EXERCISE INSTRUCTIONS
Look for the word "XXXXXXXX" in each line and report the count of matching lines, with nothing added.

SUPPLIED MATERIAL

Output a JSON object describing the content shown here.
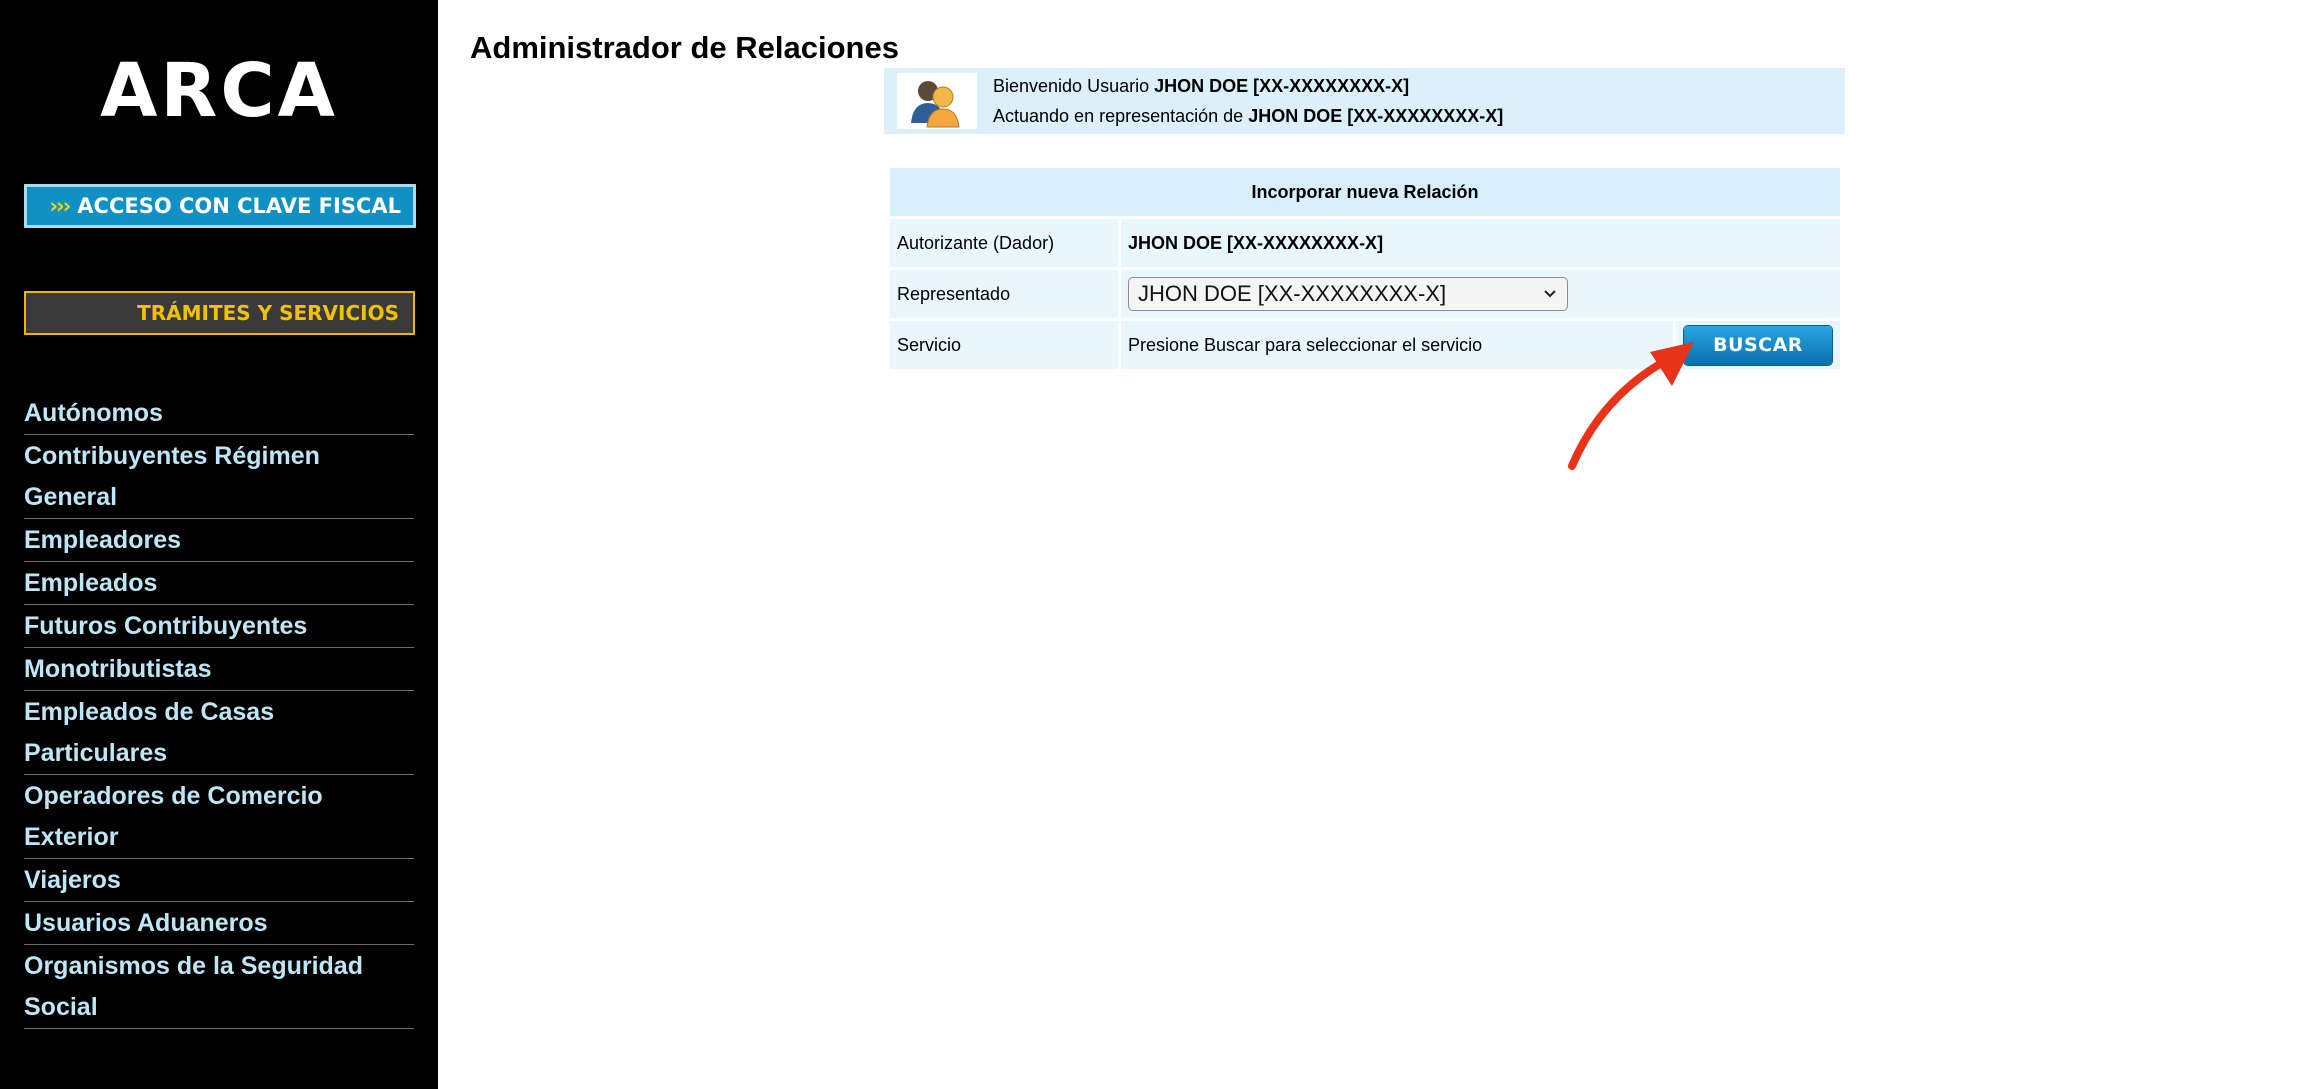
{
  "sidebar": {
    "logo": "ARCA",
    "clave_fiscal": {
      "arrows": "›››",
      "label": "ACCESO CON CLAVE FISCAL"
    },
    "tramites": "TRÁMITES Y SERVICIOS",
    "items": [
      {
        "label": "Autónomos"
      },
      {
        "label": "Contribuyentes Régimen General"
      },
      {
        "label": "Empleadores"
      },
      {
        "label": "Empleados"
      },
      {
        "label": "Futuros Contribuyentes"
      },
      {
        "label": "Monotributistas"
      },
      {
        "label": "Empleados de Casas Particulares"
      },
      {
        "label": "Operadores de Comercio Exterior"
      },
      {
        "label": "Viajeros"
      },
      {
        "label": "Usuarios Aduaneros"
      },
      {
        "label": "Organismos de la Seguridad Social"
      }
    ]
  },
  "page": {
    "title": "Administrador de Relaciones"
  },
  "welcome": {
    "line1_prefix": "Bienvenido Usuario",
    "line1_name": "JHON DOE [XX-XXXXXXXX-X]",
    "line2_prefix": "Actuando en representación de",
    "line2_name": "JHON DOE [XX-XXXXXXXX-X]"
  },
  "form": {
    "header": "Incorporar nueva Relación",
    "autorizante_label": "Autorizante (Dador)",
    "autorizante_value": "JHON DOE [XX-XXXXXXXX-X]",
    "representado_label": "Representado",
    "representado_selected": "JHON DOE [XX-XXXXXXXX-X]",
    "servicio_label": "Servicio",
    "servicio_text": "Presione Buscar para seleccionar el servicio",
    "buscar_label": "BUSCAR"
  },
  "colors": {
    "sidebar_bg": "#000000",
    "nav_text": "#bfe6f7",
    "clave_bg": "#1190c4",
    "tramites_text": "#f2c200",
    "table_bg": "#e9f6fd",
    "arrow": "#e8321a"
  },
  "icons": {
    "avatar": "users-icon",
    "arrow": "red-arrow-annotation"
  }
}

FULL SOLUTION
4